**TASK PROMPT**:
Reproduce all of the listing below without alteration.

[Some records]
════════════════

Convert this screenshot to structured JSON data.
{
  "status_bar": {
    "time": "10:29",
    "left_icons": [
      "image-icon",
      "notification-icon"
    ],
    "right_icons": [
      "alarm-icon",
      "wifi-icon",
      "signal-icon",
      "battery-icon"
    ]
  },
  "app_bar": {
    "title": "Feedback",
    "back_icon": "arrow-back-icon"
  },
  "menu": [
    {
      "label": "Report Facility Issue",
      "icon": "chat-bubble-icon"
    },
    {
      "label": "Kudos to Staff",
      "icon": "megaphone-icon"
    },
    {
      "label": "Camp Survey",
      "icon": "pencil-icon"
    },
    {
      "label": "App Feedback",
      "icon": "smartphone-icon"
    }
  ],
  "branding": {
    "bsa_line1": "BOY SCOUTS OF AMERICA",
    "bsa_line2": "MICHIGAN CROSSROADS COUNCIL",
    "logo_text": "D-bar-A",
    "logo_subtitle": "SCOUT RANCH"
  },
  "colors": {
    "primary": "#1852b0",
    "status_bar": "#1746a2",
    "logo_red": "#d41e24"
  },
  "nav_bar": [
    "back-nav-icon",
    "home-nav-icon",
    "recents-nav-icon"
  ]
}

════════════════

**EXERCISE OUTPUT**:
Convert this screenshot to structured JSON data.
{
  "status_bar": {
    "time": "10:29",
    "left_icons": [
      "image-icon",
      "notification-icon"
    ],
    "right_icons": [
      "alarm-icon",
      "wifi-icon",
      "signal-icon",
      "battery-icon"
    ]
  },
  "app_bar": {
    "title": "Feedback",
    "back_icon": "arrow-back-icon"
  },
  "menu": [
    {
      "label": "Report Facility Issue",
      "icon": "chat-bubble-icon"
    },
    {
      "label": "Kudos to Staff",
      "icon": "megaphone-icon"
    },
    {
      "label": "Camp Survey",
      "icon": "pencil-icon"
    },
    {
      "label": "App Feedback",
      "icon": "smartphone-icon"
    }
  ],
  "branding": {
    "bsa_line1": "BOY SCOUTS OF AMERICA",
    "bsa_line2": "MICHIGAN CROSSROADS COUNCIL",
    "logo_text": "D-bar-A",
    "logo_subtitle": "SCOUT RANCH"
  },
  "colors": {
    "primary": "#1852b0",
    "status_bar": "#1746a2",
    "logo_red": "#d41e24"
  },
  "nav_bar": [
    "back-nav-icon",
    "home-nav-icon",
    "recents-nav-icon"
  ]
}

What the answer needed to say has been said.